— Data section —
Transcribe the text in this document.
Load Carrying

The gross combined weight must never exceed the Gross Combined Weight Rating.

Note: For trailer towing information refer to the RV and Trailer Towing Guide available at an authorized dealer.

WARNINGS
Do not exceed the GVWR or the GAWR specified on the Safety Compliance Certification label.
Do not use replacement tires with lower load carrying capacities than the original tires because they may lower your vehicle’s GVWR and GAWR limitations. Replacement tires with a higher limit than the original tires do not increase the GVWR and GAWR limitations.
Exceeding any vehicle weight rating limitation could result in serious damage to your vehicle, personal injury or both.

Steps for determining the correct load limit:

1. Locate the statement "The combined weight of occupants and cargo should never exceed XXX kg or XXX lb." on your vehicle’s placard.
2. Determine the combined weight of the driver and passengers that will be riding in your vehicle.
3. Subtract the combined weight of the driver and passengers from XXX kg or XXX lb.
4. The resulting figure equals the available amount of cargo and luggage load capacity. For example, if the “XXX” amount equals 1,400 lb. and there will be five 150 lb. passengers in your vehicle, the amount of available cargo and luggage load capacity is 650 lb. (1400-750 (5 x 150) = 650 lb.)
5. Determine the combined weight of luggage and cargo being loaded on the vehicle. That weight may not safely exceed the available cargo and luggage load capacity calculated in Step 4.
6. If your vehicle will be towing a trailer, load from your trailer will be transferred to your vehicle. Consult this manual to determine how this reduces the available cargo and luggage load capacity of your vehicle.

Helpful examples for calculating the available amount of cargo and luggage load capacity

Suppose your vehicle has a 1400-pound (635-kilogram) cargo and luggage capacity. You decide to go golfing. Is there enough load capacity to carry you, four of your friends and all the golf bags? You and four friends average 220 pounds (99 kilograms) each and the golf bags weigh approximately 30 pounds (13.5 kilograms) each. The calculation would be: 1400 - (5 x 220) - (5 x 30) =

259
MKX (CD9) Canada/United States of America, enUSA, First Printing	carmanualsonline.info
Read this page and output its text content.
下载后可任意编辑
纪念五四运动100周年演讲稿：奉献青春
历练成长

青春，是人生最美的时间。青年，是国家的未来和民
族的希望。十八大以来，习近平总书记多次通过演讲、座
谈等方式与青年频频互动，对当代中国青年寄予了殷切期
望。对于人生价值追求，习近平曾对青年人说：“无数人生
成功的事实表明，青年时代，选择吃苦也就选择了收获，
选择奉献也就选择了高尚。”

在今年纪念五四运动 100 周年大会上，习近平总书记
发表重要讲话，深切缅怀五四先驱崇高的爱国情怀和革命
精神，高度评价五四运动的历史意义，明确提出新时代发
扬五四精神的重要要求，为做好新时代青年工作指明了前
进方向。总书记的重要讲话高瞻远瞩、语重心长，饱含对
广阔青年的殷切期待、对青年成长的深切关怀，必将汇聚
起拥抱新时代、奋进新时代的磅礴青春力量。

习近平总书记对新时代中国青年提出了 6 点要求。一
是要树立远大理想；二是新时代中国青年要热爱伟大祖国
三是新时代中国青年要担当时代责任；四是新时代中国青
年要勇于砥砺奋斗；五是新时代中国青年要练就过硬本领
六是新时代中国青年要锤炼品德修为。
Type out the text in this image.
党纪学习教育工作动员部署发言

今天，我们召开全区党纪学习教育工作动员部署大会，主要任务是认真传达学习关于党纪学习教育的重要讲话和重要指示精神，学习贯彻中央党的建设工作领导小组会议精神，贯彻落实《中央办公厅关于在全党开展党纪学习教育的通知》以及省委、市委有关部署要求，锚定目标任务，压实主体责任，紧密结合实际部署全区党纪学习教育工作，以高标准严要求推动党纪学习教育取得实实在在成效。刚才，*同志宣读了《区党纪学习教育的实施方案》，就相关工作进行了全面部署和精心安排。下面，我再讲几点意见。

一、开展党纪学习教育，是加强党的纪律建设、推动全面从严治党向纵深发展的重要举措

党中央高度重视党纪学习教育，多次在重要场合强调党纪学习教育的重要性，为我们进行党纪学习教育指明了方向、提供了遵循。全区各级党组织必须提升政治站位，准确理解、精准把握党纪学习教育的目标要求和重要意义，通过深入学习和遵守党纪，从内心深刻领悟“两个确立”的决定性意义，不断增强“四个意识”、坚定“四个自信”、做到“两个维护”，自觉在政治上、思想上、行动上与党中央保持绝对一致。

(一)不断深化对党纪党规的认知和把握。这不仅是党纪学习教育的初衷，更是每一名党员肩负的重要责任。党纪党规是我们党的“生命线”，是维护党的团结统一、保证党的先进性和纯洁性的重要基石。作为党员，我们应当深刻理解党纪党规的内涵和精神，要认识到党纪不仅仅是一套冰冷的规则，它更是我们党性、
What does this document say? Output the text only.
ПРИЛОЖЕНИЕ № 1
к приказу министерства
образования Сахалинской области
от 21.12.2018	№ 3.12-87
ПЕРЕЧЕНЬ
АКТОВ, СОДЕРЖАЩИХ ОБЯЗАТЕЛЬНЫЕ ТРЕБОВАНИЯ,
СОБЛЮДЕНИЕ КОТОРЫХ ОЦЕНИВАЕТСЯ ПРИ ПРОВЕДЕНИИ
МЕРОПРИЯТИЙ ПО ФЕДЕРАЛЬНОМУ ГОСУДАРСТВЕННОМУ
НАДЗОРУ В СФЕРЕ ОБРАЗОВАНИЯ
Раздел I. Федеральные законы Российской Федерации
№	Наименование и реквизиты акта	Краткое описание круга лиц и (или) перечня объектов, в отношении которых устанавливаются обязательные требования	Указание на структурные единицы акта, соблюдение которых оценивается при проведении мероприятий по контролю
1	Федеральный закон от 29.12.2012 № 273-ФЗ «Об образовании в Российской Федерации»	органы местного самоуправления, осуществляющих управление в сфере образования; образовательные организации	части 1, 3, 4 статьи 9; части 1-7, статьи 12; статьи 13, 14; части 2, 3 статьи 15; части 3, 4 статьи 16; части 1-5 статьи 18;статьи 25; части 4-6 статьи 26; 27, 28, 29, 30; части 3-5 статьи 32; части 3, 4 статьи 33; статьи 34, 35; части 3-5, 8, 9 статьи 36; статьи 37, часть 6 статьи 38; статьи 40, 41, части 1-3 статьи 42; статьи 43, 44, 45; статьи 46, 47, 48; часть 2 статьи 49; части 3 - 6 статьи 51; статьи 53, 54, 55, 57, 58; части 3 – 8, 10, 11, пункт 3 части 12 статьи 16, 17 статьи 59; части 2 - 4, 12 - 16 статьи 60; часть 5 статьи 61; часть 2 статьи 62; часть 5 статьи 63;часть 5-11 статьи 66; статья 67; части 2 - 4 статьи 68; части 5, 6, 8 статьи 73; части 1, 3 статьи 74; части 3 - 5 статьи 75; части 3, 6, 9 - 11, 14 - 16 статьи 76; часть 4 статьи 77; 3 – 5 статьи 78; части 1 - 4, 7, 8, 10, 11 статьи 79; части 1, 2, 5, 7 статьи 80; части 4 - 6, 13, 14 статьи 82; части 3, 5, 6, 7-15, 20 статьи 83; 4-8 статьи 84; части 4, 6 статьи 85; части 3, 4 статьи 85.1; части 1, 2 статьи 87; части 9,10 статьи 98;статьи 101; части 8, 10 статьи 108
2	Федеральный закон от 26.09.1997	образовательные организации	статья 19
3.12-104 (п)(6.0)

— Problem to solve —
Could you transcribe the records in full, exactly?

— Finished answer —
Transcribe the text in this document.
Load Carrying

The gross combined weight must never exceed the Gross Combined Weight Rating.

Note: For trailer towing information refer to the RV and Trailer Towing Guide available at an authorized dealer.

WARNINGS
Do not exceed the GVWR or the GAWR specified on the Safety Compliance Certification label.
Do not use replacement tires with lower load carrying capacities than the original tires because they may lower your vehicle’s GVWR and GAWR limitations. Replacement tires with a higher limit than the original tires do not increase the GVWR and GAWR limitations.
Exceeding any vehicle weight rating limitation could result in serious damage to your vehicle, personal injury or both.

Steps for determining the correct load limit:

1. Locate the statement "The combined weight of occupants and cargo should never exceed XXX kg or XXX lb." on your vehicle’s placard.
2. Determine the combined weight of the driver and passengers that will be riding in your vehicle.
3. Subtract the combined weight of the driver and passengers from XXX kg or XXX lb.
4. The resulting figure equals the available amount of cargo and luggage load capacity. For example, if the “XXX” amount equals 1,400 lb. and there will be five 150 lb. passengers in your vehicle, the amount of available cargo and luggage load capacity is 650 lb. (1400-750 (5 x 150) = 650 lb.)
5. Determine the combined weight of luggage and cargo being loaded on the vehicle. That weight may not safely exceed the available cargo and luggage load capacity calculated in Step 4.
6. If your vehicle will be towing a trailer, load from your trailer will be transferred to your vehicle. Consult this manual to determine how this reduces the available cargo and luggage load capacity of your vehicle.

Helpful examples for calculating the available amount of cargo and luggage load capacity

Suppose your vehicle has a 1400-pound (635-kilogram) cargo and luggage capacity. You decide to go golfing. Is there enough load capacity to carry you, four of your friends and all the golf bags? You and four friends average 220 pounds (99 kilograms) each and the golf bags weigh approximately 30 pounds (13.5 kilograms) each. The calculation would be: 1400 - (5 x 220) - (5 x 30) =

259
MKX (CD9) Canada/United States of America, enUSA, First Printing	carmanualsonline.info
Read this page and output its text content.
下载后可任意编辑
纪念五四运动100周年演讲稿：奉献青春
历练成长

青春，是人生最美的时间。青年，是国家的未来和民
族的希望。十八大以来，习近平总书记多次通过演讲、座
谈等方式与青年频频互动，对当代中国青年寄予了殷切期
望。对于人生价值追求，习近平曾对青年人说：“无数人生
成功的事实表明，青年时代，选择吃苦也就选择了收获，
选择奉献也就选择了高尚。”

在今年纪念五四运动 100 周年大会上，习近平总书记
发表重要讲话，深切缅怀五四先驱崇高的爱国情怀和革命
精神，高度评价五四运动的历史意义，明确提出新时代发
扬五四精神的重要要求，为做好新时代青年工作指明了前
进方向。总书记的重要讲话高瞻远瞩、语重心长，饱含对
广阔青年的殷切期待、对青年成长的深切关怀，必将汇聚
起拥抱新时代、奋进新时代的磅礴青春力量。

习近平总书记对新时代中国青年提出了 6 点要求。一
是要树立远大理想；二是新时代中国青年要热爱伟大祖国
三是新时代中国青年要担当时代责任；四是新时代中国青
年要勇于砥砺奋斗；五是新时代中国青年要练就过硬本领
六是新时代中国青年要锤炼品德修为。
Type out the text in this image.
党纪学习教育工作动员部署发言

今天，我们召开全区党纪学习教育工作动员部署大会，主要任务是认真传达学习关于党纪学习教育的重要讲话和重要指示精神，学习贯彻中央党的建设工作领导小组会议精神，贯彻落实《中央办公厅关于在全党开展党纪学习教育的通知》以及省委、市委有关部署要求，锚定目标任务，压实主体责任，紧密结合实际部署全区党纪学习教育工作，以高标准严要求推动党纪学习教育取得实实在在成效。刚才，*同志宣读了《区党纪学习教育的实施方案》，就相关工作进行了全面部署和精心安排。下面，我再讲几点意见。

一、开展党纪学习教育，是加强党的纪律建设、推动全面从严治党向纵深发展的重要举措

党中央高度重视党纪学习教育，多次在重要场合强调党纪学习教育的重要性，为我们进行党纪学习教育指明了方向、提供了遵循。全区各级党组织必须提升政治站位，准确理解、精准把握党纪学习教育的目标要求和重要意义，通过深入学习和遵守党纪，从内心深刻领悟“两个确立”的决定性意义，不断增强“四个意识”、坚定“四个自信”、做到“两个维护”，自觉在政治上、思想上、行动上与党中央保持绝对一致。

(一)不断深化对党纪党规的认知和把握。这不仅是党纪学习教育的初衷，更是每一名党员肩负的重要责任。党纪党规是我们党的“生命线”，是维护党的团结统一、保证党的先进性和纯洁性的重要基石。作为党员，我们应当深刻理解党纪党规的内涵和精神，要认识到党纪不仅仅是一套冰冷的规则，它更是我们党性、
What does this document say? Output the text only.
ПРИЛОЖЕНИЕ № 1
к приказу министерства
образования Сахалинской области
от 21.12.2018	№ 3.12-87
ПЕРЕЧЕНЬ
АКТОВ, СОДЕРЖАЩИХ ОБЯЗАТЕЛЬНЫЕ ТРЕБОВАНИЯ,
СОБЛЮДЕНИЕ КОТОРЫХ ОЦЕНИВАЕТСЯ ПРИ ПРОВЕДЕНИИ
МЕРОПРИЯТИЙ ПО ФЕДЕРАЛЬНОМУ ГОСУДАРСТВЕННОМУ
НАДЗОРУ В СФЕРЕ ОБРАЗОВАНИЯ
Раздел I. Федеральные законы Российской Федерации
№	Наименование и реквизиты акта	Краткое описание круга лиц и (или) перечня объектов, в отношении которых устанавливаются обязательные требования	Указание на структурные единицы акта, соблюдение которых оценивается при проведении мероприятий по контролю
1	Федеральный закон от 29.12.2012 № 273-ФЗ «Об образовании в Российской Федерации»	органы местного самоуправления, осуществляющих управление в сфере образования; образовательные организации	части 1, 3, 4 статьи 9; части 1-7, статьи 12; статьи 13, 14; части 2, 3 статьи 15; части 3, 4 статьи 16; части 1-5 статьи 18;статьи 25; части 4-6 статьи 26; 27, 28, 29, 30; части 3-5 статьи 32; части 3, 4 статьи 33; статьи 34, 35; части 3-5, 8, 9 статьи 36; статьи 37, часть 6 статьи 38; статьи 40, 41, части 1-3 статьи 42; статьи 43, 44, 45; статьи 46, 47, 48; часть 2 статьи 49; части 3 - 6 статьи 51; статьи 53, 54, 55, 57, 58; части 3 – 8, 10, 11, пункт 3 части 12 статьи 16, 17 статьи 59; части 2 - 4, 12 - 16 статьи 60; часть 5 статьи 61; часть 2 статьи 62; часть 5 статьи 63;часть 5-11 статьи 66; статья 67; части 2 - 4 статьи 68; части 5, 6, 8 статьи 73; части 1, 3 статьи 74; части 3 - 5 статьи 75; части 3, 6, 9 - 11, 14 - 16 статьи 76; часть 4 статьи 77; 3 – 5 статьи 78; части 1 - 4, 7, 8, 10, 11 статьи 79; части 1, 2, 5, 7 статьи 80; части 4 - 6, 13, 14 статьи 82; части 3, 5, 6, 7-15, 20 статьи 83; 4-8 статьи 84; части 4, 6 статьи 85; части 3, 4 статьи 85.1; части 1, 2 статьи 87; части 9,10 статьи 98;статьи 101; части 8, 10 статьи 108
2	Федеральный закон от 26.09.1997	образовательные организации	статья 19
3.12-104 (п)(6.0)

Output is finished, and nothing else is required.